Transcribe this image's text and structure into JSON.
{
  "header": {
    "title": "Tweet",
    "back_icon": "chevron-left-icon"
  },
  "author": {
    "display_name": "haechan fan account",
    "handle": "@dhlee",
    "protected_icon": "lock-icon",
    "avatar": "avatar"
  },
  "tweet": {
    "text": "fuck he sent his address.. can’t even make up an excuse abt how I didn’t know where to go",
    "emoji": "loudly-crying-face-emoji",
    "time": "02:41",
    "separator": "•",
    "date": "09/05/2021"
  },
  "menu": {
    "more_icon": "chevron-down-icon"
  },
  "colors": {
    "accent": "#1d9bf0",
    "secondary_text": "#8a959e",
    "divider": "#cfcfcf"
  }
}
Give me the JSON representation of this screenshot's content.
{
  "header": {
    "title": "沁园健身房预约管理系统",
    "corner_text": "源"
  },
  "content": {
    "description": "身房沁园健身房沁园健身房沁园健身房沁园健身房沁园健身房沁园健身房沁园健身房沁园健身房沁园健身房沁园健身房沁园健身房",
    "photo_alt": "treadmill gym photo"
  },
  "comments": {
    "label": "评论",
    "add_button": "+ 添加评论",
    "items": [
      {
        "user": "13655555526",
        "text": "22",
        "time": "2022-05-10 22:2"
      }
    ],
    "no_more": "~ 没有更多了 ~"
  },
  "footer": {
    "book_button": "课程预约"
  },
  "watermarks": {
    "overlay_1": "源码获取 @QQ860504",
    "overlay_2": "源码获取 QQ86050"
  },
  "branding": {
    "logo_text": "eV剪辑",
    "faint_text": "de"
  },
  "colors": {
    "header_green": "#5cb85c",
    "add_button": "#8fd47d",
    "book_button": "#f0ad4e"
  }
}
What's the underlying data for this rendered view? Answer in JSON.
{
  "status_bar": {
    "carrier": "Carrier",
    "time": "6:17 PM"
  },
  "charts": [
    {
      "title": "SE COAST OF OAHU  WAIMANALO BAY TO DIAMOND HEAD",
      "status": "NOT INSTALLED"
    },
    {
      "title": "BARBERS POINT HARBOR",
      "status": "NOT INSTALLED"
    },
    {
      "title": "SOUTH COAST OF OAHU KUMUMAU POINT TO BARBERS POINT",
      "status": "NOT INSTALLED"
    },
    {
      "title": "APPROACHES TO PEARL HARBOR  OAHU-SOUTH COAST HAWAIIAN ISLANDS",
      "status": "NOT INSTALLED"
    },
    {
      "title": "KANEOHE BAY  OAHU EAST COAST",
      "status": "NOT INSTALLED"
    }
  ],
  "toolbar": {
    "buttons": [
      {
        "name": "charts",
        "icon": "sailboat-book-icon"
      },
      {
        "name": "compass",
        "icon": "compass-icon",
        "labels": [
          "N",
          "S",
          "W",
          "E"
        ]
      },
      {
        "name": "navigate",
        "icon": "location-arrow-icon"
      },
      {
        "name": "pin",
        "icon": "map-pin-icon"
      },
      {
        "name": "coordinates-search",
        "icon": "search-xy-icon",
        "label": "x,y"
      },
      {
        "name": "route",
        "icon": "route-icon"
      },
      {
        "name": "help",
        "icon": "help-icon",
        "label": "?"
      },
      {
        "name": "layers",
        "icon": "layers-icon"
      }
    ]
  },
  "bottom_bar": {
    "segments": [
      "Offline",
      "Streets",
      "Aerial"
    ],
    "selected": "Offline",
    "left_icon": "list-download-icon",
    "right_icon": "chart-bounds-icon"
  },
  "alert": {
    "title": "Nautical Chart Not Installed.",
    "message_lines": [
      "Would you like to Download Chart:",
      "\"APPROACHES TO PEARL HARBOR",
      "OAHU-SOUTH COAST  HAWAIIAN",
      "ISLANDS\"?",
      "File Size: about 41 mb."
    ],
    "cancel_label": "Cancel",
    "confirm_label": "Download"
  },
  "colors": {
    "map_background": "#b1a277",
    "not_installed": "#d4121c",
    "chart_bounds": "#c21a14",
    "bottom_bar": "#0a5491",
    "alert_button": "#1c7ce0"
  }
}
# # # #
* Work required *
Transcribe all of the entries without altering anything.

* Answer to this exercise *
Transcribe this image's text and structure into JSON.
{
  "header": {
    "title": "Tweet",
    "back_icon": "chevron-left-icon"
  },
  "author": {
    "display_name": "haechan fan account",
    "handle": "@dhlee",
    "protected_icon": "lock-icon",
    "avatar": "avatar"
  },
  "tweet": {
    "text": "fuck he sent his address.. can’t even make up an excuse abt how I didn’t know where to go",
    "emoji": "loudly-crying-face-emoji",
    "time": "02:41",
    "separator": "•",
    "date": "09/05/2021"
  },
  "menu": {
    "more_icon": "chevron-down-icon"
  },
  "colors": {
    "accent": "#1d9bf0",
    "secondary_text": "#8a959e",
    "divider": "#cfcfcf"
  }
}
Give me the JSON representation of this screenshot's content.
{
  "header": {
    "title": "沁园健身房预约管理系统",
    "corner_text": "源"
  },
  "content": {
    "description": "身房沁园健身房沁园健身房沁园健身房沁园健身房沁园健身房沁园健身房沁园健身房沁园健身房沁园健身房沁园健身房沁园健身房",
    "photo_alt": "treadmill gym photo"
  },
  "comments": {
    "label": "评论",
    "add_button": "+ 添加评论",
    "items": [
      {
        "user": "13655555526",
        "text": "22",
        "time": "2022-05-10 22:2"
      }
    ],
    "no_more": "~ 没有更多了 ~"
  },
  "footer": {
    "book_button": "课程预约"
  },
  "watermarks": {
    "overlay_1": "源码获取 @QQ860504",
    "overlay_2": "源码获取 QQ86050"
  },
  "branding": {
    "logo_text": "eV剪辑",
    "faint_text": "de"
  },
  "colors": {
    "header_green": "#5cb85c",
    "add_button": "#8fd47d",
    "book_button": "#f0ad4e"
  }
}
What's the underlying data for this rendered view? Answer in JSON.
{
  "status_bar": {
    "carrier": "Carrier",
    "time": "6:17 PM"
  },
  "charts": [
    {
      "title": "SE COAST OF OAHU  WAIMANALO BAY TO DIAMOND HEAD",
      "status": "NOT INSTALLED"
    },
    {
      "title": "BARBERS POINT HARBOR",
      "status": "NOT INSTALLED"
    },
    {
      "title": "SOUTH COAST OF OAHU KUMUMAU POINT TO BARBERS POINT",
      "status": "NOT INSTALLED"
    },
    {
      "title": "APPROACHES TO PEARL HARBOR  OAHU-SOUTH COAST HAWAIIAN ISLANDS",
      "status": "NOT INSTALLED"
    },
    {
      "title": "KANEOHE BAY  OAHU EAST COAST",
      "status": "NOT INSTALLED"
    }
  ],
  "toolbar": {
    "buttons": [
      {
        "name": "charts",
        "icon": "sailboat-book-icon"
      },
      {
        "name": "compass",
        "icon": "compass-icon",
        "labels": [
          "N",
          "S",
          "W",
          "E"
        ]
      },
      {
        "name": "navigate",
        "icon": "location-arrow-icon"
      },
      {
        "name": "pin",
        "icon": "map-pin-icon"
      },
      {
        "name": "coordinates-search",
        "icon": "search-xy-icon",
        "label": "x,y"
      },
      {
        "name": "route",
        "icon": "route-icon"
      },
      {
        "name": "help",
        "icon": "help-icon",
        "label": "?"
      },
      {
        "name": "layers",
        "icon": "layers-icon"
      }
    ]
  },
  "bottom_bar": {
    "segments": [
      "Offline",
      "Streets",
      "Aerial"
    ],
    "selected": "Offline",
    "left_icon": "list-download-icon",
    "right_icon": "chart-bounds-icon"
  },
  "alert": {
    "title": "Nautical Chart Not Installed.",
    "message_lines": [
      "Would you like to Download Chart:",
      "\"APPROACHES TO PEARL HARBOR",
      "OAHU-SOUTH COAST  HAWAIIAN",
      "ISLANDS\"?",
      "File Size: about 41 mb."
    ],
    "cancel_label": "Cancel",
    "confirm_label": "Download"
  },
  "colors": {
    "map_background": "#b1a277",
    "not_installed": "#d4121c",
    "chart_bounds": "#c21a14",
    "bottom_bar": "#0a5491",
    "alert_button": "#1c7ce0"
  }
}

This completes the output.